* **Problem to solve**: Return all of the entries exactly as written.

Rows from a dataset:
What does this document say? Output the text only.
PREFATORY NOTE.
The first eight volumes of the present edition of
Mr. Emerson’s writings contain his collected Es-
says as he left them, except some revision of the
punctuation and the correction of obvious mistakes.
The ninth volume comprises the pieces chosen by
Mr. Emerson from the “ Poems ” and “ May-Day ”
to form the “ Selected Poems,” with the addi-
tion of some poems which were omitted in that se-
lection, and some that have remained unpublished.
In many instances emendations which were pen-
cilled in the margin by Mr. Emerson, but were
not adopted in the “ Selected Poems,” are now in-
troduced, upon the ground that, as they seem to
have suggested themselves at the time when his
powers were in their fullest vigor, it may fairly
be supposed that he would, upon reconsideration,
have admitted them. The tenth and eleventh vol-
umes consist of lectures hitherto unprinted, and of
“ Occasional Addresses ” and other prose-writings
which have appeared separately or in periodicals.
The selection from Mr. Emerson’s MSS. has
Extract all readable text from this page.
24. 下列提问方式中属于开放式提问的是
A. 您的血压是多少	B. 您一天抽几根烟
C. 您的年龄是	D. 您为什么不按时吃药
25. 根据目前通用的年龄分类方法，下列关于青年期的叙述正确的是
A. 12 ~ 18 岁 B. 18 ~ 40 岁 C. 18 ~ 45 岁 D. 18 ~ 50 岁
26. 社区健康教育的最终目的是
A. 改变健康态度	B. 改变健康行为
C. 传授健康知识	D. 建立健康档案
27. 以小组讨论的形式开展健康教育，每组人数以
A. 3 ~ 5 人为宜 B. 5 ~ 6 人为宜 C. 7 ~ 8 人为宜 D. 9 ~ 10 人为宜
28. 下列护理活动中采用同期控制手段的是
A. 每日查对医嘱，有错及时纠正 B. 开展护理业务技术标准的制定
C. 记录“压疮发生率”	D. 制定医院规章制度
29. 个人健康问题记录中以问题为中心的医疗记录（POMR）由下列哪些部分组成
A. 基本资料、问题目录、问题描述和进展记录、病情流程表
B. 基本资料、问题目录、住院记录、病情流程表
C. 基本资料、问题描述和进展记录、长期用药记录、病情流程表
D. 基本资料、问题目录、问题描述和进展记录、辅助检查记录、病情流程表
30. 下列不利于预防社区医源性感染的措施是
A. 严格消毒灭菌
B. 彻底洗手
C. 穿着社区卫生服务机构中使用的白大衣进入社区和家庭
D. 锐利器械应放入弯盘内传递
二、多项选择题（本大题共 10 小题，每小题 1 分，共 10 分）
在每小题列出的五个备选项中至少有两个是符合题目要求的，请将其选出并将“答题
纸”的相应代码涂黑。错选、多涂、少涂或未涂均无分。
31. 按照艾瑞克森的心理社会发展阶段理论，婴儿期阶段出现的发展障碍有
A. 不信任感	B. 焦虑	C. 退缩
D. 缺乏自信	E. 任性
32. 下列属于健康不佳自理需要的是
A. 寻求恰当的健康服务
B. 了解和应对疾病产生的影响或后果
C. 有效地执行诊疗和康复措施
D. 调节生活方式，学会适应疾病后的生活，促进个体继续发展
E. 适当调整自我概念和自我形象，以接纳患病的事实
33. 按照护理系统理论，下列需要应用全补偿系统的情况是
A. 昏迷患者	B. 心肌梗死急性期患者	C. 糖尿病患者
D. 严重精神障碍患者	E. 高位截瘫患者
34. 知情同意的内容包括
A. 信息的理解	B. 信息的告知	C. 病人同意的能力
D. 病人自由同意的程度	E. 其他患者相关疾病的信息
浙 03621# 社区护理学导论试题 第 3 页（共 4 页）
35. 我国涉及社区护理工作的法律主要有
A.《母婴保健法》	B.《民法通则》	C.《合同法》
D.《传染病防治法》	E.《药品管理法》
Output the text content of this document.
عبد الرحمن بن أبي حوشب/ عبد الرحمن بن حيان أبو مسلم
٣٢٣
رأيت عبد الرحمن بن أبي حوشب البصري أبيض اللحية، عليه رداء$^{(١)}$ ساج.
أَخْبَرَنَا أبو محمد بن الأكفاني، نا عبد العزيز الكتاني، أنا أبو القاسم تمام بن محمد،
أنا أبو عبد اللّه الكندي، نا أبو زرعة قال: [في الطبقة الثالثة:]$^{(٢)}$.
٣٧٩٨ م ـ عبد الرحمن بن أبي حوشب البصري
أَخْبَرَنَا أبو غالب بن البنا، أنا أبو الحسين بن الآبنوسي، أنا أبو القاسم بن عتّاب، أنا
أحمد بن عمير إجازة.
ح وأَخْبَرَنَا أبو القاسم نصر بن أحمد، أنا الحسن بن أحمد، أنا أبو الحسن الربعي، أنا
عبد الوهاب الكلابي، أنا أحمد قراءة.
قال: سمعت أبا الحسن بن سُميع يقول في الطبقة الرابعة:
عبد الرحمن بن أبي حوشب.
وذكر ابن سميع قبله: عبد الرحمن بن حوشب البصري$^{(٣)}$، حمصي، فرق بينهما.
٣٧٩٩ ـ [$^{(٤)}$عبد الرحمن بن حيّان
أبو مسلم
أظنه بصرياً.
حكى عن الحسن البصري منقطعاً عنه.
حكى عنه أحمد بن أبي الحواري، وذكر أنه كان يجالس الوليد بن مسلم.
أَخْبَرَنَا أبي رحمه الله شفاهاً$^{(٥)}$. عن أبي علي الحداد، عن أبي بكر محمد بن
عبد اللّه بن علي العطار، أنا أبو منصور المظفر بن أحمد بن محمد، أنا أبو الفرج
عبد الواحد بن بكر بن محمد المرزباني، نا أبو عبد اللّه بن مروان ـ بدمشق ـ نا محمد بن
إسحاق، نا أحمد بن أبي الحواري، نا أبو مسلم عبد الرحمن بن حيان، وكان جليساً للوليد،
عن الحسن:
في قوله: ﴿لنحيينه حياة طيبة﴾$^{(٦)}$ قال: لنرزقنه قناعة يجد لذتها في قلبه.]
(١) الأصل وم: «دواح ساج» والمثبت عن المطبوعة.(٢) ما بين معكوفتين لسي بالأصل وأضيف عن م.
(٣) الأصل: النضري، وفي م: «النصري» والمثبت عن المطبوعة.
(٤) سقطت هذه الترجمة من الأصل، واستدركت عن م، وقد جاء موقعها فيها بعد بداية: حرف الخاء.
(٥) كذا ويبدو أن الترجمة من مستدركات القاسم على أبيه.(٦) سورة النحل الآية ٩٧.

* **Solution to this task**:
What does this document say? Output the text only.
PREFATORY NOTE.
The first eight volumes of the present edition of
Mr. Emerson’s writings contain his collected Es-
says as he left them, except some revision of the
punctuation and the correction of obvious mistakes.
The ninth volume comprises the pieces chosen by
Mr. Emerson from the “ Poems ” and “ May-Day ”
to form the “ Selected Poems,” with the addi-
tion of some poems which were omitted in that se-
lection, and some that have remained unpublished.
In many instances emendations which were pen-
cilled in the margin by Mr. Emerson, but were
not adopted in the “ Selected Poems,” are now in-
troduced, upon the ground that, as they seem to
have suggested themselves at the time when his
powers were in their fullest vigor, it may fairly
be supposed that he would, upon reconsideration,
have admitted them. The tenth and eleventh vol-
umes consist of lectures hitherto unprinted, and of
“ Occasional Addresses ” and other prose-writings
which have appeared separately or in periodicals.
The selection from Mr. Emerson’s MSS. has
Extract all readable text from this page.
24. 下列提问方式中属于开放式提问的是
A. 您的血压是多少	B. 您一天抽几根烟
C. 您的年龄是	D. 您为什么不按时吃药
25. 根据目前通用的年龄分类方法，下列关于青年期的叙述正确的是
A. 12 ~ 18 岁 B. 18 ~ 40 岁 C. 18 ~ 45 岁 D. 18 ~ 50 岁
26. 社区健康教育的最终目的是
A. 改变健康态度	B. 改变健康行为
C. 传授健康知识	D. 建立健康档案
27. 以小组讨论的形式开展健康教育，每组人数以
A. 3 ~ 5 人为宜 B. 5 ~ 6 人为宜 C. 7 ~ 8 人为宜 D. 9 ~ 10 人为宜
28. 下列护理活动中采用同期控制手段的是
A. 每日查对医嘱，有错及时纠正 B. 开展护理业务技术标准的制定
C. 记录“压疮发生率”	D. 制定医院规章制度
29. 个人健康问题记录中以问题为中心的医疗记录（POMR）由下列哪些部分组成
A. 基本资料、问题目录、问题描述和进展记录、病情流程表
B. 基本资料、问题目录、住院记录、病情流程表
C. 基本资料、问题描述和进展记录、长期用药记录、病情流程表
D. 基本资料、问题目录、问题描述和进展记录、辅助检查记录、病情流程表
30. 下列不利于预防社区医源性感染的措施是
A. 严格消毒灭菌
B. 彻底洗手
C. 穿着社区卫生服务机构中使用的白大衣进入社区和家庭
D. 锐利器械应放入弯盘内传递
二、多项选择题（本大题共 10 小题，每小题 1 分，共 10 分）
在每小题列出的五个备选项中至少有两个是符合题目要求的，请将其选出并将“答题
纸”的相应代码涂黑。错选、多涂、少涂或未涂均无分。
31. 按照艾瑞克森的心理社会发展阶段理论，婴儿期阶段出现的发展障碍有
A. 不信任感	B. 焦虑	C. 退缩
D. 缺乏自信	E. 任性
32. 下列属于健康不佳自理需要的是
A. 寻求恰当的健康服务
B. 了解和应对疾病产生的影响或后果
C. 有效地执行诊疗和康复措施
D. 调节生活方式，学会适应疾病后的生活，促进个体继续发展
E. 适当调整自我概念和自我形象，以接纳患病的事实
33. 按照护理系统理论，下列需要应用全补偿系统的情况是
A. 昏迷患者	B. 心肌梗死急性期患者	C. 糖尿病患者
D. 严重精神障碍患者	E. 高位截瘫患者
34. 知情同意的内容包括
A. 信息的理解	B. 信息的告知	C. 病人同意的能力
D. 病人自由同意的程度	E. 其他患者相关疾病的信息
浙 03621# 社区护理学导论试题 第 3 页（共 4 页）
35. 我国涉及社区护理工作的法律主要有
A.《母婴保健法》	B.《民法通则》	C.《合同法》
D.《传染病防治法》	E.《药品管理法》
Output the text content of this document.
عبد الرحمن بن أبي حوشب/ عبد الرحمن بن حيان أبو مسلم
٣٢٣
رأيت عبد الرحمن بن أبي حوشب البصري أبيض اللحية، عليه رداء$^{(١)}$ ساج.
أَخْبَرَنَا أبو محمد بن الأكفاني، نا عبد العزيز الكتاني، أنا أبو القاسم تمام بن محمد،
أنا أبو عبد اللّه الكندي، نا أبو زرعة قال: [في الطبقة الثالثة:]$^{(٢)}$.
٣٧٩٨ م ـ عبد الرحمن بن أبي حوشب البصري
أَخْبَرَنَا أبو غالب بن البنا، أنا أبو الحسين بن الآبنوسي، أنا أبو القاسم بن عتّاب، أنا
أحمد بن عمير إجازة.
ح وأَخْبَرَنَا أبو القاسم نصر بن أحمد، أنا الحسن بن أحمد، أنا أبو الحسن الربعي، أنا
عبد الوهاب الكلابي، أنا أحمد قراءة.
قال: سمعت أبا الحسن بن سُميع يقول في الطبقة الرابعة:
عبد الرحمن بن أبي حوشب.
وذكر ابن سميع قبله: عبد الرحمن بن حوشب البصري$^{(٣)}$، حمصي، فرق بينهما.
٣٧٩٩ ـ [$^{(٤)}$عبد الرحمن بن حيّان
أبو مسلم
أظنه بصرياً.
حكى عن الحسن البصري منقطعاً عنه.
حكى عنه أحمد بن أبي الحواري، وذكر أنه كان يجالس الوليد بن مسلم.
أَخْبَرَنَا أبي رحمه الله شفاهاً$^{(٥)}$. عن أبي علي الحداد، عن أبي بكر محمد بن
عبد اللّه بن علي العطار، أنا أبو منصور المظفر بن أحمد بن محمد، أنا أبو الفرج
عبد الواحد بن بكر بن محمد المرزباني، نا أبو عبد اللّه بن مروان ـ بدمشق ـ نا محمد بن
إسحاق، نا أحمد بن أبي الحواري، نا أبو مسلم عبد الرحمن بن حيان، وكان جليساً للوليد،
عن الحسن:
في قوله: ﴿لنحيينه حياة طيبة﴾$^{(٦)}$ قال: لنرزقنه قناعة يجد لذتها في قلبه.]
(١) الأصل وم: «دواح ساج» والمثبت عن المطبوعة.(٢) ما بين معكوفتين لسي بالأصل وأضيف عن م.
(٣) الأصل: النضري، وفي م: «النصري» والمثبت عن المطبوعة.
(٤) سقطت هذه الترجمة من الأصل، واستدركت عن م، وقد جاء موقعها فيها بعد بداية: حرف الخاء.
(٥) كذا ويبدو أن الترجمة من مستدركات القاسم على أبيه.(٦) سورة النحل الآية ٩٧.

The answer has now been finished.